- Task details: Edit the entries from the first one through the line containing "341, 207, 362]", inclusive, changing "Index Status" to "Indexing Status" and leaving all else as it is.

- Information provided:
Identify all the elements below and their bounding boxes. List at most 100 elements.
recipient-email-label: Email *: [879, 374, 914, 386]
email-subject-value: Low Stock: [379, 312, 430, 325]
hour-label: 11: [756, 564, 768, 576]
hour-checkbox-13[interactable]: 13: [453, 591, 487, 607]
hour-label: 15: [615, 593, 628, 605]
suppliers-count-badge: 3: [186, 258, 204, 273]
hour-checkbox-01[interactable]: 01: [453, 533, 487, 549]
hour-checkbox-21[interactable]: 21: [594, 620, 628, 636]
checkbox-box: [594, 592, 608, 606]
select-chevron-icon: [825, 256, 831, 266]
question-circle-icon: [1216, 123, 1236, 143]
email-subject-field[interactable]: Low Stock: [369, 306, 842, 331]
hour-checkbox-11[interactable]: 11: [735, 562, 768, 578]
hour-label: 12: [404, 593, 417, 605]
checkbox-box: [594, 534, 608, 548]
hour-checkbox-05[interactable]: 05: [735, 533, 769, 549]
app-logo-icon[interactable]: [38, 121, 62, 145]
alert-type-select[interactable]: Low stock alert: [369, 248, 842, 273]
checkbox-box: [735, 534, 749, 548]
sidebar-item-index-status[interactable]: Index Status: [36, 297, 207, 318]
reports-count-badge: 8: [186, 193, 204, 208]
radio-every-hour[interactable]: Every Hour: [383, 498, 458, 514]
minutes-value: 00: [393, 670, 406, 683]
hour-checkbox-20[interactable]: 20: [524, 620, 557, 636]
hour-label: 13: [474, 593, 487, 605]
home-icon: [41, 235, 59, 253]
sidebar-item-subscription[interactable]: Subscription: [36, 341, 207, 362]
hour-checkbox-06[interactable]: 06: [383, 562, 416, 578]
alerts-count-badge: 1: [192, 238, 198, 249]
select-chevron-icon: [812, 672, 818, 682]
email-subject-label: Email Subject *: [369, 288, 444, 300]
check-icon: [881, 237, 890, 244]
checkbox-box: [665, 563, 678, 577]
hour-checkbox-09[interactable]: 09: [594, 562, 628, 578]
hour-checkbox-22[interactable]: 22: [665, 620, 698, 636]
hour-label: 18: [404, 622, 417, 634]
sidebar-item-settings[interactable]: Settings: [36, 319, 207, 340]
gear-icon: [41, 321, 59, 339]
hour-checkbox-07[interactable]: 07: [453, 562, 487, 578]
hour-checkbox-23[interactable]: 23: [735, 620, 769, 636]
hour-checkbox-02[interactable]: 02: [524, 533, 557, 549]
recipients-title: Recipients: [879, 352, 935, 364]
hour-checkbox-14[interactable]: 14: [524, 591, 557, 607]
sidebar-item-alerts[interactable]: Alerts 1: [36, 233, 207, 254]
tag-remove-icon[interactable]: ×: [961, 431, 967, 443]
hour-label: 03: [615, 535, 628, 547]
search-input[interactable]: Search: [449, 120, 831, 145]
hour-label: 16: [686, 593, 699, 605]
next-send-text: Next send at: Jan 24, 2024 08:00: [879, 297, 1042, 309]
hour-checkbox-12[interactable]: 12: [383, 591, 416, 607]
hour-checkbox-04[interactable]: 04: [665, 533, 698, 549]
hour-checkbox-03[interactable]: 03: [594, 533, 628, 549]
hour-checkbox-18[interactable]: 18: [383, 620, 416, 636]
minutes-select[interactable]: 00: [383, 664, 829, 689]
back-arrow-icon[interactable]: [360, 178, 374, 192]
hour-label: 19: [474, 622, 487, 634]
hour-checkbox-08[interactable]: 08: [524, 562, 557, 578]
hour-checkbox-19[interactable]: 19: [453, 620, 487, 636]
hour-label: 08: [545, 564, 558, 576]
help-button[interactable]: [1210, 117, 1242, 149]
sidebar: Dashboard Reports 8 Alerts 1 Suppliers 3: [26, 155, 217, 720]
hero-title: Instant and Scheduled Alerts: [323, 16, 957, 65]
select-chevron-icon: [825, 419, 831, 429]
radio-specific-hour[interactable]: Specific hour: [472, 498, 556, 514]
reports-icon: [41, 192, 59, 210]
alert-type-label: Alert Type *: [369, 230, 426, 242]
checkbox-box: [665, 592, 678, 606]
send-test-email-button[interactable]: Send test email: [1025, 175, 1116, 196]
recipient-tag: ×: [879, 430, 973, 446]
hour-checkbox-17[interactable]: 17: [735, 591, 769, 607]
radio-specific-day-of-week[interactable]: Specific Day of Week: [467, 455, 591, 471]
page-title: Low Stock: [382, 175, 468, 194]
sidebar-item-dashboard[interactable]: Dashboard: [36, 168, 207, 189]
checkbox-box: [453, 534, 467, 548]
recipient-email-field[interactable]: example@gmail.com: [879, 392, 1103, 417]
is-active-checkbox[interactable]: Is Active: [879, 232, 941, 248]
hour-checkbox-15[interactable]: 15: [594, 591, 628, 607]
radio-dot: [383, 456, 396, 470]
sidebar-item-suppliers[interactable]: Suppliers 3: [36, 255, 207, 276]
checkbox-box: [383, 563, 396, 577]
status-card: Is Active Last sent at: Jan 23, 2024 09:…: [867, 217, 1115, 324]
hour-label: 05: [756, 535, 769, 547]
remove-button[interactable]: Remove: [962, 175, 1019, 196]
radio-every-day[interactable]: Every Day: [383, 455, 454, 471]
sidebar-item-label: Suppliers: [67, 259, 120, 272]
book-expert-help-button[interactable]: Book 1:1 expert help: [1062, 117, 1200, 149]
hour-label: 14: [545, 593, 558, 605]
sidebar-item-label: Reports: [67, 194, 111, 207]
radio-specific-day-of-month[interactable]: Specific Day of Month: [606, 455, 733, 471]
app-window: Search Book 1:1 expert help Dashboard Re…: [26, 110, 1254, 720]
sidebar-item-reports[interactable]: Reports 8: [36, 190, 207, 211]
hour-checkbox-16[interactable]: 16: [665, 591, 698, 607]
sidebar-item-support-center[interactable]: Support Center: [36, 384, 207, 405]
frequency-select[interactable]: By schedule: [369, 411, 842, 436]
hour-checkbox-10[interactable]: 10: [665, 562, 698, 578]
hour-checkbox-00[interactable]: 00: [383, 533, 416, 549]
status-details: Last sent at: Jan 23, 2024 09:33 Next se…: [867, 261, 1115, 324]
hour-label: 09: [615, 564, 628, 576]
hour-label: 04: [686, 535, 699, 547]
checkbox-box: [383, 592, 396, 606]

- Reply to the task:
Identify all the elements below and their bounding boxes. List at most 100 elements.
recipient-email-label: Email *: [879, 374, 914, 386]
email-subject-value: Low Stock: [379, 312, 430, 325]
hour-label: 11: [756, 564, 768, 576]
hour-checkbox-13[interactable]: 13: [453, 591, 487, 607]
hour-label: 15: [615, 593, 628, 605]
suppliers-count-badge: 3: [186, 258, 204, 273]
hour-checkbox-01[interactable]: 01: [453, 533, 487, 549]
hour-checkbox-21[interactable]: 21: [594, 620, 628, 636]
checkbox-box: [594, 592, 608, 606]
select-chevron-icon: [825, 256, 831, 266]
question-circle-icon: [1216, 123, 1236, 143]
email-subject-field[interactable]: Low Stock: [369, 306, 842, 331]
hour-checkbox-11[interactable]: 11: [735, 562, 768, 578]
hour-label: 12: [404, 593, 417, 605]
checkbox-box: [594, 534, 608, 548]
hour-checkbox-05[interactable]: 05: [735, 533, 769, 549]
app-logo-icon[interactable]: [38, 121, 62, 145]
alert-type-select[interactable]: Low stock alert: [369, 248, 842, 273]
checkbox-box: [735, 534, 749, 548]
sidebar-item-index-status[interactable]: Indexing Status: [36, 297, 207, 318]
reports-count-badge: 8: [186, 193, 204, 208]
radio-every-hour[interactable]: Every Hour: [383, 498, 458, 514]
minutes-value: 00: [393, 670, 406, 683]
hour-checkbox-20[interactable]: 20: [524, 620, 557, 636]
hour-label: 13: [474, 593, 487, 605]
home-icon: [41, 235, 59, 253]
sidebar-item-subscription[interactable]: Subscription: [36, 341, 207, 362]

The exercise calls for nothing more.